- _Your task_
Extract each line holding the word "Combined" from the entries.

- _Raw data_
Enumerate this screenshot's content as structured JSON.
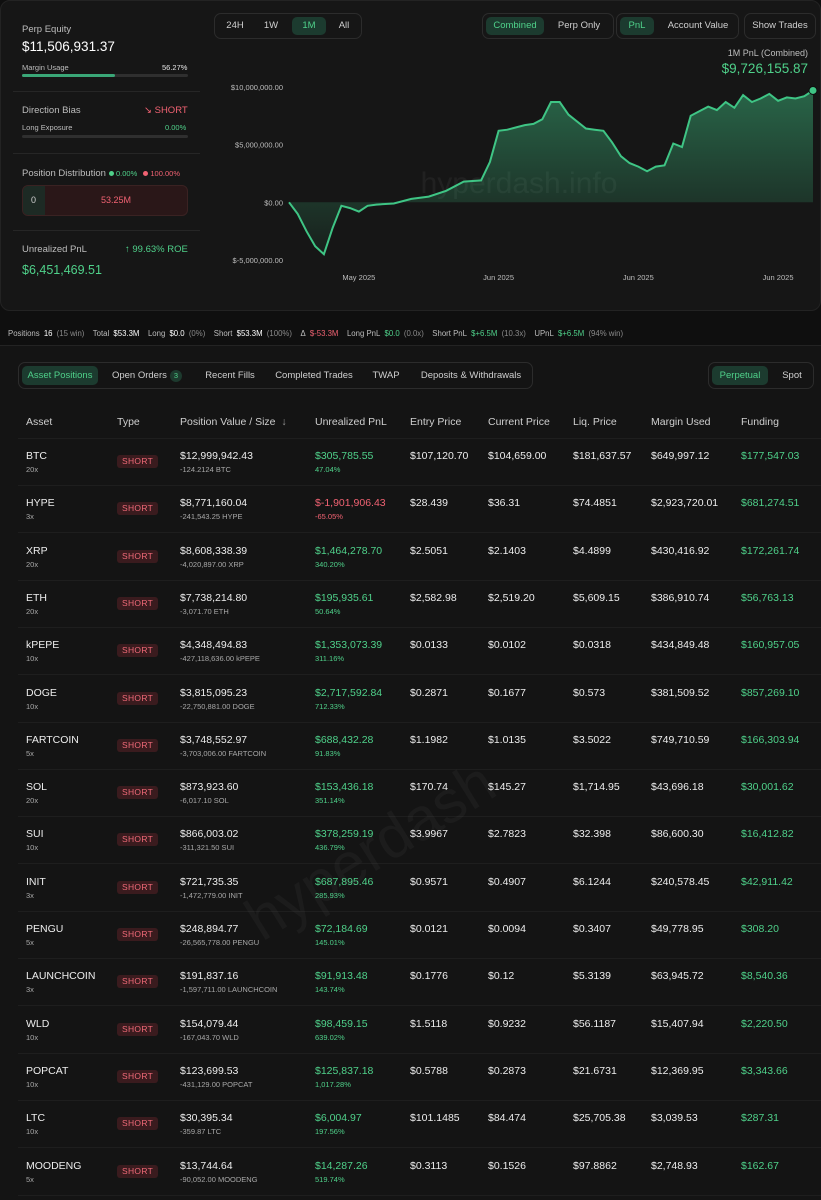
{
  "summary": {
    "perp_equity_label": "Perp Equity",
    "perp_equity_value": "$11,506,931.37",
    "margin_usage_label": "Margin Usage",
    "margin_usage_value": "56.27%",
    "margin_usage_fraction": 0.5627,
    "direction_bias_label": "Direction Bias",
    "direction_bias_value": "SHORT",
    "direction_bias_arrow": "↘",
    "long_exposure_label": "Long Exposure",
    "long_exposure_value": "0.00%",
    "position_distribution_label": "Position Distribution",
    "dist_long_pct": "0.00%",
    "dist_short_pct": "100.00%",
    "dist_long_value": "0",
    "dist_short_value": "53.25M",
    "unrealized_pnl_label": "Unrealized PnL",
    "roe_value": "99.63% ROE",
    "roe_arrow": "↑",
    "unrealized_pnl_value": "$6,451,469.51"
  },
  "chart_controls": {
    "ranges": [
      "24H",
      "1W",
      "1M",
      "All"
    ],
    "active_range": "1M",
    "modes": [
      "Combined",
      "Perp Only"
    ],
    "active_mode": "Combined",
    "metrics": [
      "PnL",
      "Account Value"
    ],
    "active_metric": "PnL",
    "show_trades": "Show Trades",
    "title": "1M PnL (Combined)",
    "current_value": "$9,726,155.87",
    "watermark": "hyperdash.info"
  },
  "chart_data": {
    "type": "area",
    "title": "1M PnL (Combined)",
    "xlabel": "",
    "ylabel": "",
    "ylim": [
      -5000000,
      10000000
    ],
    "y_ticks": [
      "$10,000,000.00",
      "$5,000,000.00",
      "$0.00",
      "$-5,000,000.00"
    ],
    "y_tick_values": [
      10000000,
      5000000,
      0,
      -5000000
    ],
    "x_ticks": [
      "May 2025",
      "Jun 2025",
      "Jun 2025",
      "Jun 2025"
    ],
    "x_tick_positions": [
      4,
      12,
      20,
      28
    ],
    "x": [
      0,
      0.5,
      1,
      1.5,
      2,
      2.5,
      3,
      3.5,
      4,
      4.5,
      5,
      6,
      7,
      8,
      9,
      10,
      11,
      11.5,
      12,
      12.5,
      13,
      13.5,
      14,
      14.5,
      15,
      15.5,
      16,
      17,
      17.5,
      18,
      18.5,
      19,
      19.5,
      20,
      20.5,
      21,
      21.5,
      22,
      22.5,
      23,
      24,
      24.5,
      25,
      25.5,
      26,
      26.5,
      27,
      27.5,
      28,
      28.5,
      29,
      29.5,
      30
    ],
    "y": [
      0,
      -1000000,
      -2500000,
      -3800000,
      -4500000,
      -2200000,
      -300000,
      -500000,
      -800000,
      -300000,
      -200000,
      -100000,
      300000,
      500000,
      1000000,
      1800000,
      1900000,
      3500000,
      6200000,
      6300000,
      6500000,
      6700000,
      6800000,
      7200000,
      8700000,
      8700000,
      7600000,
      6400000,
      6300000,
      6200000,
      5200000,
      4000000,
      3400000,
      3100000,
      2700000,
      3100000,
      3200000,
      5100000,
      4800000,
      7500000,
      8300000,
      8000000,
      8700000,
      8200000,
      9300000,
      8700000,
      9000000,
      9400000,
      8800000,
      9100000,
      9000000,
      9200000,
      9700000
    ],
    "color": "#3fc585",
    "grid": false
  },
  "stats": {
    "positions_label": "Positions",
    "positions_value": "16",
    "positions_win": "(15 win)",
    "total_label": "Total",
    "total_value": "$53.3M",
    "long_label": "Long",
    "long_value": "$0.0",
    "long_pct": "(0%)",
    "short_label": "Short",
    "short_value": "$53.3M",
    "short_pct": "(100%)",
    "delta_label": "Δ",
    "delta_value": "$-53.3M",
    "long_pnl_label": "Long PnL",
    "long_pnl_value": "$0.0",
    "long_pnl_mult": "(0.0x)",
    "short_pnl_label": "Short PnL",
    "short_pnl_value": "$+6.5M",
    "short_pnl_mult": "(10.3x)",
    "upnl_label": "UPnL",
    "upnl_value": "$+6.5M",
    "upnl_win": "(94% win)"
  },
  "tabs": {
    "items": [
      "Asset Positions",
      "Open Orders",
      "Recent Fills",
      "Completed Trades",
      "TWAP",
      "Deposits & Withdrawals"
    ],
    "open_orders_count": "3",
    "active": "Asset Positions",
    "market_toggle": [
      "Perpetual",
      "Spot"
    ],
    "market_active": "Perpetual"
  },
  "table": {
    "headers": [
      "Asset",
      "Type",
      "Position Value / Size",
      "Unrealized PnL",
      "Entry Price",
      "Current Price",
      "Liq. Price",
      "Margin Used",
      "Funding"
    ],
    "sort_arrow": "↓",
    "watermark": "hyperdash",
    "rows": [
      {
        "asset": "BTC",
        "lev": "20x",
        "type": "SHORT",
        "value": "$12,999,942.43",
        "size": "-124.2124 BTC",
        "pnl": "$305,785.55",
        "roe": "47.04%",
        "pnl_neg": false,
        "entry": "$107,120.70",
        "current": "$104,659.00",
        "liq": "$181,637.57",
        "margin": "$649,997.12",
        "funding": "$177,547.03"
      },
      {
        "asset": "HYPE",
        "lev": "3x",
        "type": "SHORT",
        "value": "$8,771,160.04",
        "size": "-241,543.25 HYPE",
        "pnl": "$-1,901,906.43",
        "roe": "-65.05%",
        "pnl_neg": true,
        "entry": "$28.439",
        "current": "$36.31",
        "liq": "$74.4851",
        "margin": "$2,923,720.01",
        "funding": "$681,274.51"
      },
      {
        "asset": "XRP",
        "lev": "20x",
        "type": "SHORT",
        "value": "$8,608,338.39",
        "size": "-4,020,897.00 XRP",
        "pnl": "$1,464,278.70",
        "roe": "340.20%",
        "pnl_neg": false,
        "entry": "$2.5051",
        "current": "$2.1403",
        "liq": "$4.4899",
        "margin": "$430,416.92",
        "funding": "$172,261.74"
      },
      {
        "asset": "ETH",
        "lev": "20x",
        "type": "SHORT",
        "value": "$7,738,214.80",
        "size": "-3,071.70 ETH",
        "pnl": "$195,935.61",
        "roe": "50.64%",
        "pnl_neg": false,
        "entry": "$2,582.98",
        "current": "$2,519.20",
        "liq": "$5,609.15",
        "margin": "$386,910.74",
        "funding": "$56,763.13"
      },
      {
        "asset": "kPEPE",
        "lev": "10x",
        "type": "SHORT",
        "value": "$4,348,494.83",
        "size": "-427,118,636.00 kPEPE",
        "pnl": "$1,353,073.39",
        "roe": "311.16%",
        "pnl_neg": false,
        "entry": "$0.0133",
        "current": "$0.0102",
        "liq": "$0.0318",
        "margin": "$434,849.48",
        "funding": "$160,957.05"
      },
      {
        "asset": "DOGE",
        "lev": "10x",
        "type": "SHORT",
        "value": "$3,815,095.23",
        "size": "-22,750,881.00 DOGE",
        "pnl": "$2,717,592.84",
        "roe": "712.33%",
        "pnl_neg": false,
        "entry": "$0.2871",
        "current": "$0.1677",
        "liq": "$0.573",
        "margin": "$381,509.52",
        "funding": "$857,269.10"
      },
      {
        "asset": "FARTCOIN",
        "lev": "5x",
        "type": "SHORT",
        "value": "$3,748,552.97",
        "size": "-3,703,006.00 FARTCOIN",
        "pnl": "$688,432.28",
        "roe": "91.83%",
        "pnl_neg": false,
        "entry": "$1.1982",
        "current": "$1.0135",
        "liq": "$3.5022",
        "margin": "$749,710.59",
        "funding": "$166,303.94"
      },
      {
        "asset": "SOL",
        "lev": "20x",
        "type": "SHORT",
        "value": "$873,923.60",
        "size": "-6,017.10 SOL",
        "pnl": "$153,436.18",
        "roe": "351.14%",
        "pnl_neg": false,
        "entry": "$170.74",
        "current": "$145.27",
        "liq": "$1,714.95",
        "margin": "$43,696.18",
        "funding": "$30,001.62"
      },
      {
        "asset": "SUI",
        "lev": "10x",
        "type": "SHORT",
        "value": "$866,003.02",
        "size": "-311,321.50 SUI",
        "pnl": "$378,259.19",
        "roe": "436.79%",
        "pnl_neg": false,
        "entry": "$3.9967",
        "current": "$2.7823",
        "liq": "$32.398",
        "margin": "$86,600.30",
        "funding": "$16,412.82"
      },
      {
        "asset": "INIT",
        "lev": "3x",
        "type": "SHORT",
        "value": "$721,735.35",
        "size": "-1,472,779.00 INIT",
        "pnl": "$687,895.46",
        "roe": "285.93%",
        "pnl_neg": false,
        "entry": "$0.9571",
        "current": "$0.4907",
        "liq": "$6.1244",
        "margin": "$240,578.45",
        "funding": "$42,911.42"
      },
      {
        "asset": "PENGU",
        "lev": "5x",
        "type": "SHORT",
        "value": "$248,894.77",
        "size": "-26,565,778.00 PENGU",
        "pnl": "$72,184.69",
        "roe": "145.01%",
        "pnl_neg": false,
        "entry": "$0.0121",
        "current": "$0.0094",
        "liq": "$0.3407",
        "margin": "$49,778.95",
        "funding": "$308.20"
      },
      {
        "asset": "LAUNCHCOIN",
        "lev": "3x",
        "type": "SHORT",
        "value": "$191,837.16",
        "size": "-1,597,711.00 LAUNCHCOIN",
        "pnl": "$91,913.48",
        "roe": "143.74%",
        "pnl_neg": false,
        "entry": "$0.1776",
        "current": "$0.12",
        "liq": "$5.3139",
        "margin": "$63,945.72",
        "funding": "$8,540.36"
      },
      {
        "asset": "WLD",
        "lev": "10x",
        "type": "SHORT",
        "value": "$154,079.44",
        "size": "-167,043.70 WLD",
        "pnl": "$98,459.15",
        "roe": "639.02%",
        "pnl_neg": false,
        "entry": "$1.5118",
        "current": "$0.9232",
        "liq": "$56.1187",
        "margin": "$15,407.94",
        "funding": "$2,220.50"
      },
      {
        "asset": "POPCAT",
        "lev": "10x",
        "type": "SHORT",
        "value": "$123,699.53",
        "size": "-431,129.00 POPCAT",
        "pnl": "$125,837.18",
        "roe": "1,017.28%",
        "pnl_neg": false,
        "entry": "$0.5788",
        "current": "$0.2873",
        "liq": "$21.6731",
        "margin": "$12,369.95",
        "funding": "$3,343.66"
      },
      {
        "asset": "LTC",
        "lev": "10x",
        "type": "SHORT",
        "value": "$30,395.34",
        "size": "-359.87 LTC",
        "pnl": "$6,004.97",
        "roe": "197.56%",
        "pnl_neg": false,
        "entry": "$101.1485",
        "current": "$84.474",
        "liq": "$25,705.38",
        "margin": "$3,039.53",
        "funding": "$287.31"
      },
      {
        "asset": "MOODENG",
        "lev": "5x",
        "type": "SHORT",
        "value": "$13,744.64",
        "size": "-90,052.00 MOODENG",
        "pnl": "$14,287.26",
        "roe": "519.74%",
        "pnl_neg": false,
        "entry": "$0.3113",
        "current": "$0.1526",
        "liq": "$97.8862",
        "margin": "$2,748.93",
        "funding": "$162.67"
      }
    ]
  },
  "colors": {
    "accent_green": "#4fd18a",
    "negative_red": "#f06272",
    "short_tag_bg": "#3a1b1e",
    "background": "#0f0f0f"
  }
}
...
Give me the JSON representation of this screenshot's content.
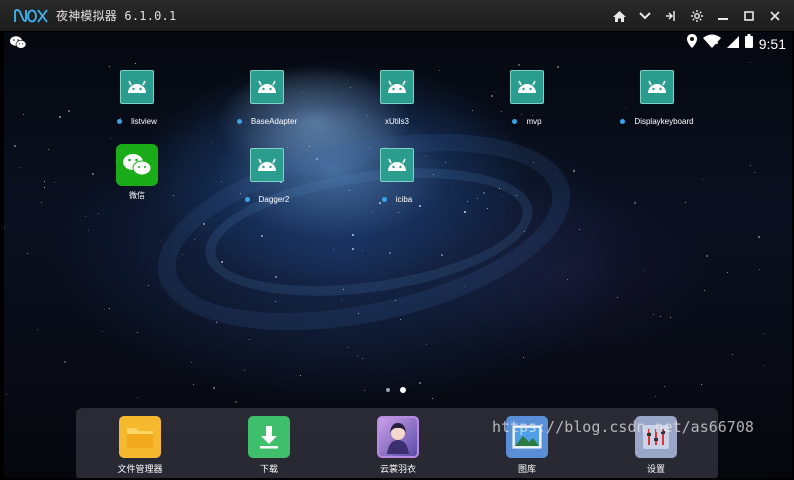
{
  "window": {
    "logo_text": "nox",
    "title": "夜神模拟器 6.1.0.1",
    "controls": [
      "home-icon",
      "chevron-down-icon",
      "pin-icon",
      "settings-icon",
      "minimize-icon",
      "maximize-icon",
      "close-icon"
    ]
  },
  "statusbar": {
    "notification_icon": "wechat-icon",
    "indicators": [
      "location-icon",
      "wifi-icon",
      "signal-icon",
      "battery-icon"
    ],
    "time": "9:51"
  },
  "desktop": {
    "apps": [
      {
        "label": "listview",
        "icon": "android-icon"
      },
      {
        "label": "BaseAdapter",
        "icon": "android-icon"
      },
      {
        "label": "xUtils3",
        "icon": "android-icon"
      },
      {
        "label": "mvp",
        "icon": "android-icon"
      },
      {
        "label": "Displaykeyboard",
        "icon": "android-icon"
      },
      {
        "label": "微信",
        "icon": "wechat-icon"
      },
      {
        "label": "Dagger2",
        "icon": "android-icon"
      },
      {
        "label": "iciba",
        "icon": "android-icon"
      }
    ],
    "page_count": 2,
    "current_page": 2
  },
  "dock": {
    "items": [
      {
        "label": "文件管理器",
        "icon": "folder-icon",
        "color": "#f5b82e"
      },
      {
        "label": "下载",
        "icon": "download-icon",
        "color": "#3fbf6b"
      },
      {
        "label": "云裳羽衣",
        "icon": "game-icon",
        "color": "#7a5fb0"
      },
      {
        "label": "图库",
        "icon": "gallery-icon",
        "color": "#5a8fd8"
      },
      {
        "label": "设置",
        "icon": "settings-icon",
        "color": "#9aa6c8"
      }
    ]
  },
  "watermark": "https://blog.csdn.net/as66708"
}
==
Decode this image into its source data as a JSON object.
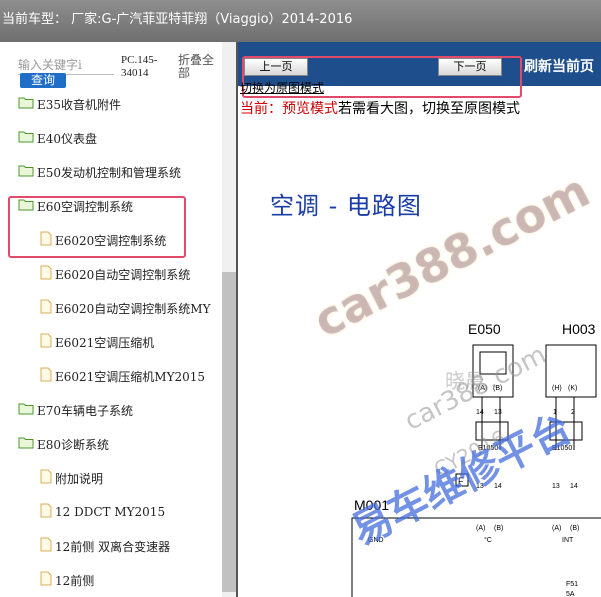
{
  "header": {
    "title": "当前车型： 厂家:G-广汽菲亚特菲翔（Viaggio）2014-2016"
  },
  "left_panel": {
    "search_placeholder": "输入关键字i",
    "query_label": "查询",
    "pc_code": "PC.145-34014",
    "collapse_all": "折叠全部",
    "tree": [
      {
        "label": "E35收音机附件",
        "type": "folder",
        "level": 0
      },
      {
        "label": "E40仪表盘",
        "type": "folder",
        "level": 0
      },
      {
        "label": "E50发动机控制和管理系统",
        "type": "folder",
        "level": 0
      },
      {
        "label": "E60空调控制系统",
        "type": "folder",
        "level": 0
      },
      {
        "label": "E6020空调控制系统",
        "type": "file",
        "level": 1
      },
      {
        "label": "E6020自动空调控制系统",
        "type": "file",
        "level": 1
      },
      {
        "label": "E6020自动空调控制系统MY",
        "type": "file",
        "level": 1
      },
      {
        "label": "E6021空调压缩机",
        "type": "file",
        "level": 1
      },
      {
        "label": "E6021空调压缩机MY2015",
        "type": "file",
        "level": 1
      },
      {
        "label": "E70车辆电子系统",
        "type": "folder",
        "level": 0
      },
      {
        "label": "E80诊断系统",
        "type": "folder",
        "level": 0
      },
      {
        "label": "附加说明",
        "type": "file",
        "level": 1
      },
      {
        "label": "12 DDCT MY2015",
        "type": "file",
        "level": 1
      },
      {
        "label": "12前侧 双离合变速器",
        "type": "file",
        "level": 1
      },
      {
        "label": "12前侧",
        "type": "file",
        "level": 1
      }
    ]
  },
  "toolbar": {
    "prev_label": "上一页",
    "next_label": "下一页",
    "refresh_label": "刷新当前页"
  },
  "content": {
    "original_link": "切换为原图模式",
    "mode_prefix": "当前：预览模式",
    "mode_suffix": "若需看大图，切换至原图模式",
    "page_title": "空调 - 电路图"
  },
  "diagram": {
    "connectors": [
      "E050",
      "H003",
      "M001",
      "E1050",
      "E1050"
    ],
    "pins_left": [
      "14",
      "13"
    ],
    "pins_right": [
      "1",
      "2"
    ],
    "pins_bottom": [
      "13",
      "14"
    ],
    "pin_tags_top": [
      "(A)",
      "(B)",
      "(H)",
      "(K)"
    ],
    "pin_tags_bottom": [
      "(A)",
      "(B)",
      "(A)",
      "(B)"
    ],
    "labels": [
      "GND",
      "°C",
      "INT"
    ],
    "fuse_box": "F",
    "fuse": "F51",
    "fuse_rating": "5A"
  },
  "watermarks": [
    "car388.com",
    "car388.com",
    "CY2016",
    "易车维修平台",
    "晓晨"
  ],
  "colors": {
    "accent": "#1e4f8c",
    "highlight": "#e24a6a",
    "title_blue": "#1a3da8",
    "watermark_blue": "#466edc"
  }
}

- _Expected output_
      "Combined",
    "active_mode": "Combined",
    "title": "1M PnL (Combined)",
    "title": "1M PnL (Combined)",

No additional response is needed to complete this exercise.